──────── Source extract ────────

Guidelines for authors and submission of contributions:
- Call for papers
- Editorial guidelines
- Contributions should be submitted through the OJS RECYT platform
Scope
Over the last 15 years, Digital Media and Learning have become the focus of a great deal of research, entrepreneurship, and educational interventions across the world. Today, we humans face hard problems stemming from dangerous interactions among complex systems put into motion by human actions. In the face of these problems, there are many who argue that we can no longer engage in “business as usual”, but need new paradigms of teaching, learning, collaboration, and social activism.
Digital and social media have already led to new forms of teaching, learning, and social organization out of school, in the act transforming our ideas of what school can be and how it ought to relate to the world. Video games and related technologies hold out great promise for new and powerful ways to engage in effective problem solving and collective intelligence, especially when they are places inside an eco-system of other technologies and new forms of social interaction. These developments have led a great many people, of all ages, to demand to participate and not just spectate; to produce and make and not just consume; and to develop real expertise outside formal credentialing institutions. All this, however, raises deep questions about schools and other social institutions as we currently know them. As we harness the power of digital and social media, should our goal be incremental reform of schools and other social institutions or deep paradigm change?
The promise of digital and social media is greatly endangered by the growing world-wide prevalence of people sorting themselves into echo-chambers of ideologically like-minded others, often disdaining any real critical engagement with differing viewpoints, evidence, or collaboration. It seems clear that we must intervene, design, and manage digital media and learning for good and not sit back and assume that our new technologies will work towards good if left to their own devices in our heavily divided and highly unequal world.
The monograph presented is intended to investigate at the theoretical, practical and empirical levels the issues indicated in order to advance knowledge of the contemporary forms of participation both in educational formal and informal settings and in social-public-digital mediated life. The challenge is to find ways of solving global problems in a liquid and high-risk world.
Descriptors
Participatory culture.The Maker Movement. Collective Intelligence. Digital and social media. Transmedia. In and out of school teaching and learning. School reform. Problem solving. Social activism. New forms of digitally-enhanced social organization.

────────

▶ Directives
A) According to the call for papers on digital media and learning, over how long a period have Digital Media and Learning become the focus of much research, entrepreneurship, and educational intervention?
B) Write the next part of the call for papers on digital media and learning, starting after its final line.
The lines after this point have no connection to the call for papers on digital media and learning.

──────── Raw data ────────

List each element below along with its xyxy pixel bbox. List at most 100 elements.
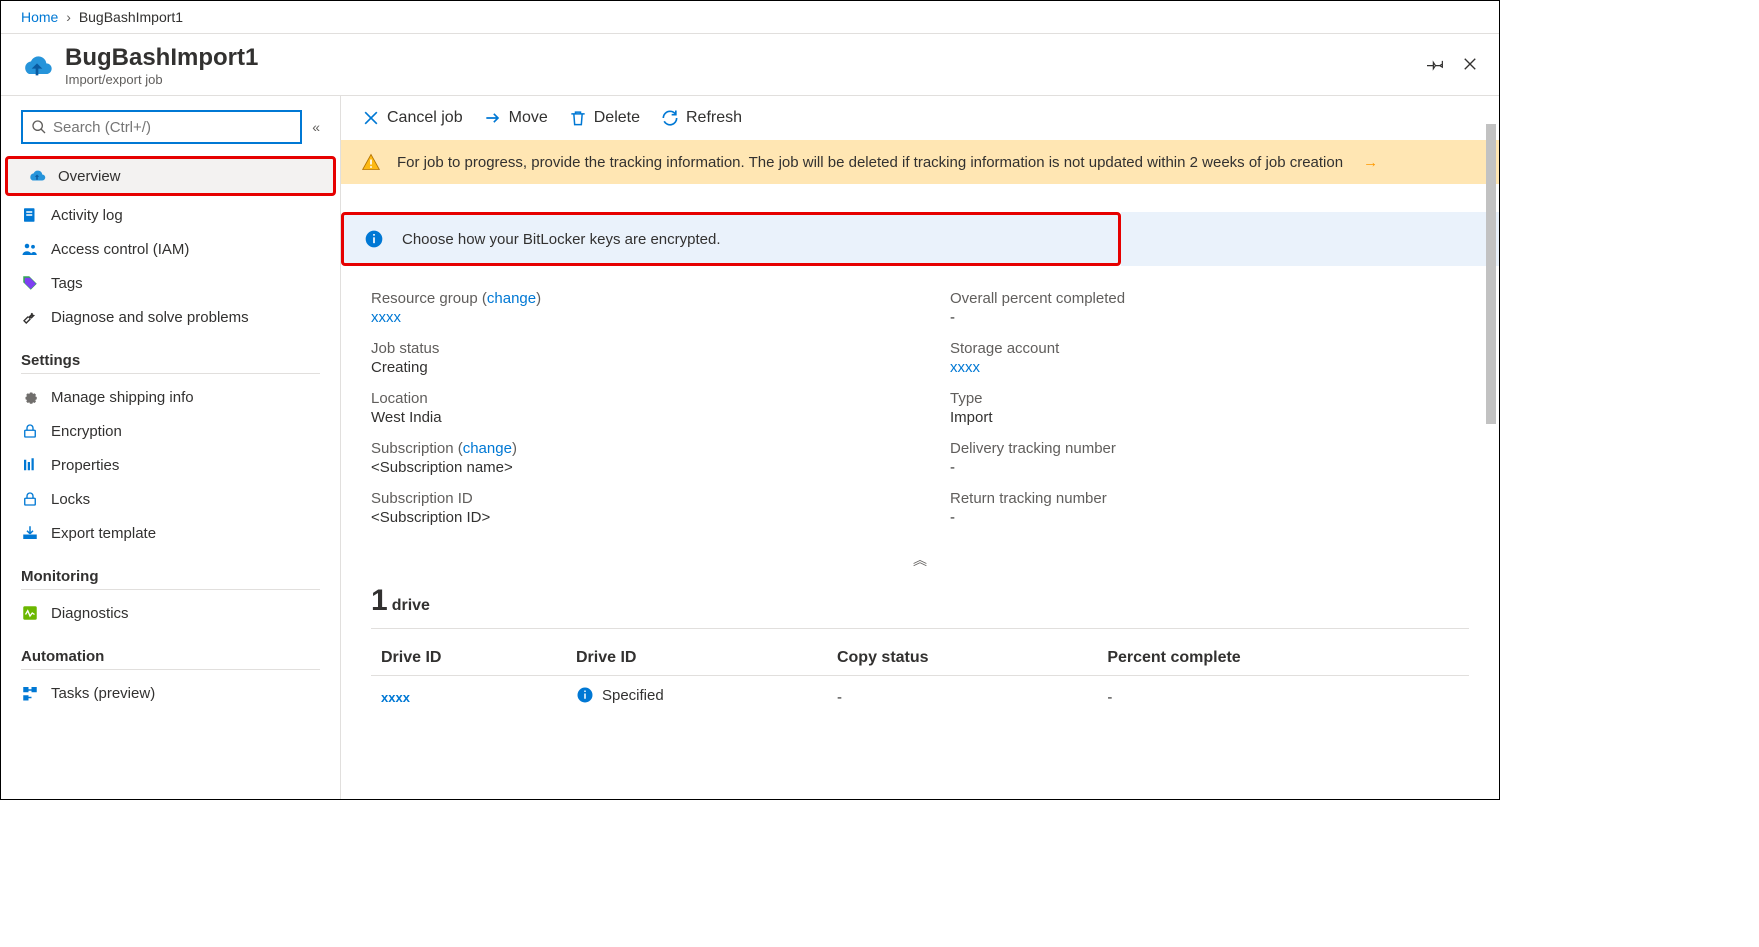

────────

▶ Results of the exercise
A) Over the last 15 years.

B)
Questions
Some questions and reflections raised by this monograph related to its thematic lines are:
How can we best use digital media for teaching and learning in school? How can we best use transmedia into the realm of education? How can we connect teaching and learning in and out of school? How can we best use digital media to solve hard problems in society and the global world? What are the social, class, and cultural restrictions that currently exist on who can become participants and makers and who cannot? How can we spread participation, making, collaboration, and passion to more people? How can digital media help develop collective intelligence for solving hard problems in our endangered world? How can we best design digitally-enhanced socio-technical systems of connected technologies, people, and proactive forms of participation and social interaction rather than focus on any one new technology as a “silver bullet”? How can we cross ideological divides in the service of critical discussion, problem solving, and renewed civil societies?
About the thematic editors
Dr. Moisès Esteban-Guitart, University of Girona (Spain)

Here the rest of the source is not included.